(THE EXERCISE) Transcribe every line of the listing below without any deviation.

(DATA SUPPLIED)
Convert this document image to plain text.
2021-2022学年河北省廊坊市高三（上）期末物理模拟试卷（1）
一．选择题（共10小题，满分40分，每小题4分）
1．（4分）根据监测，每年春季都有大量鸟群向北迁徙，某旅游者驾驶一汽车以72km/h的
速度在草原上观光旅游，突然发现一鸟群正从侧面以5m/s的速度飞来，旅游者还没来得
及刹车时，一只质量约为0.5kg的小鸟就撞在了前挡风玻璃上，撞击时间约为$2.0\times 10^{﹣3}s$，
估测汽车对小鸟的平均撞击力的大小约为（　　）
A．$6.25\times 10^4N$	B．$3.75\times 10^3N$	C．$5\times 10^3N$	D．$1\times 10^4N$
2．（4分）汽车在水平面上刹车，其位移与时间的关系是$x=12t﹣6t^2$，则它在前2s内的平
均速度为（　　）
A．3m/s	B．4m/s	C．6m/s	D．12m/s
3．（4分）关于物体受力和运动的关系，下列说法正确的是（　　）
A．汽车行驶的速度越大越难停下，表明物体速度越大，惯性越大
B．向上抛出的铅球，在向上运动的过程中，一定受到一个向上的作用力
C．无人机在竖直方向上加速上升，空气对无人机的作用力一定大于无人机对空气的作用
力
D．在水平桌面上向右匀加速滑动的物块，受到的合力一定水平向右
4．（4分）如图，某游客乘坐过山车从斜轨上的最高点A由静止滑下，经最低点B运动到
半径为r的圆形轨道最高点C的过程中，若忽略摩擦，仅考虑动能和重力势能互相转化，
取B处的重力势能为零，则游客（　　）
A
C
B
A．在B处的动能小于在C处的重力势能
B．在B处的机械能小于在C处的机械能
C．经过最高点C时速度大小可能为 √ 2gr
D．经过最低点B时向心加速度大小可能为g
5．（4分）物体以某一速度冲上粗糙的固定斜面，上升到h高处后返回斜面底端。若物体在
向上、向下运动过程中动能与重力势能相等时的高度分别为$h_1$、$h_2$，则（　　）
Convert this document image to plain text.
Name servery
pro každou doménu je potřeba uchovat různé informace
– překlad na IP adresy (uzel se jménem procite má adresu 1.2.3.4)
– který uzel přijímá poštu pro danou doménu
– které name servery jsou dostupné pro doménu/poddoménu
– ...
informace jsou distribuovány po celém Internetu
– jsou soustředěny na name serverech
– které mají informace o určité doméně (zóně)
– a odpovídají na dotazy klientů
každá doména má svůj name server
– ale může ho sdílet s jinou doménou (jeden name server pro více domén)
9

(CORRECT OUTPUT)
Convert this document image to plain text.
2021-2022学年河北省廊坊市高三（上）期末物理模拟试卷（1）
一．选择题（共10小题，满分40分，每小题4分）
1．（4分）根据监测，每年春季都有大量鸟群向北迁徙，某旅游者驾驶一汽车以72km/h的
速度在草原上观光旅游，突然发现一鸟群正从侧面以5m/s的速度飞来，旅游者还没来得
及刹车时，一只质量约为0.5kg的小鸟就撞在了前挡风玻璃上，撞击时间约为$2.0\times 10^{﹣3}s$，
估测汽车对小鸟的平均撞击力的大小约为（　　）
A．$6.25\times 10^4N$	B．$3.75\times 10^3N$	C．$5\times 10^3N$	D．$1\times 10^4N$
2．（4分）汽车在水平面上刹车，其位移与时间的关系是$x=12t﹣6t^2$，则它在前2s内的平
均速度为（　　）
A．3m/s	B．4m/s	C．6m/s	D．12m/s
3．（4分）关于物体受力和运动的关系，下列说法正确的是（　　）
A．汽车行驶的速度越大越难停下，表明物体速度越大，惯性越大
B．向上抛出的铅球，在向上运动的过程中，一定受到一个向上的作用力
C．无人机在竖直方向上加速上升，空气对无人机的作用力一定大于无人机对空气的作用
力
D．在水平桌面上向右匀加速滑动的物块，受到的合力一定水平向右
4．（4分）如图，某游客乘坐过山车从斜轨上的最高点A由静止滑下，经最低点B运动到
半径为r的圆形轨道最高点C的过程中，若忽略摩擦，仅考虑动能和重力势能互相转化，
取B处的重力势能为零，则游客（　　）
A
C
B
A．在B处的动能小于在C处的重力势能
B．在B处的机械能小于在C处的机械能
C．经过最高点C时速度大小可能为 √ 2gr
D．经过最低点B时向心加速度大小可能为g
5．（4分）物体以某一速度冲上粗糙的固定斜面，上升到h高处后返回斜面底端。若物体在
向上、向下运动过程中动能与重力势能相等时的高度分别为$h_1$、$h_2$，则（　　）
Convert this document image to plain text.
Name servery
pro každou doménu je potřeba uchovat různé informace
– překlad na IP adresy (uzel se jménem procite má adresu 1.2.3.4)
– který uzel přijímá poštu pro danou doménu
– které name servery jsou dostupné pro doménu/poddoménu
– ...
informace jsou distribuovány po celém Internetu
– jsou soustředěny na name serverech
– které mají informace o určité doméně (zóně)
– a odpovídají na dotazy klientů
každá doména má svůj name server
– ale může ho sdílet s jinou doménou (jeden name server pro více domén)
9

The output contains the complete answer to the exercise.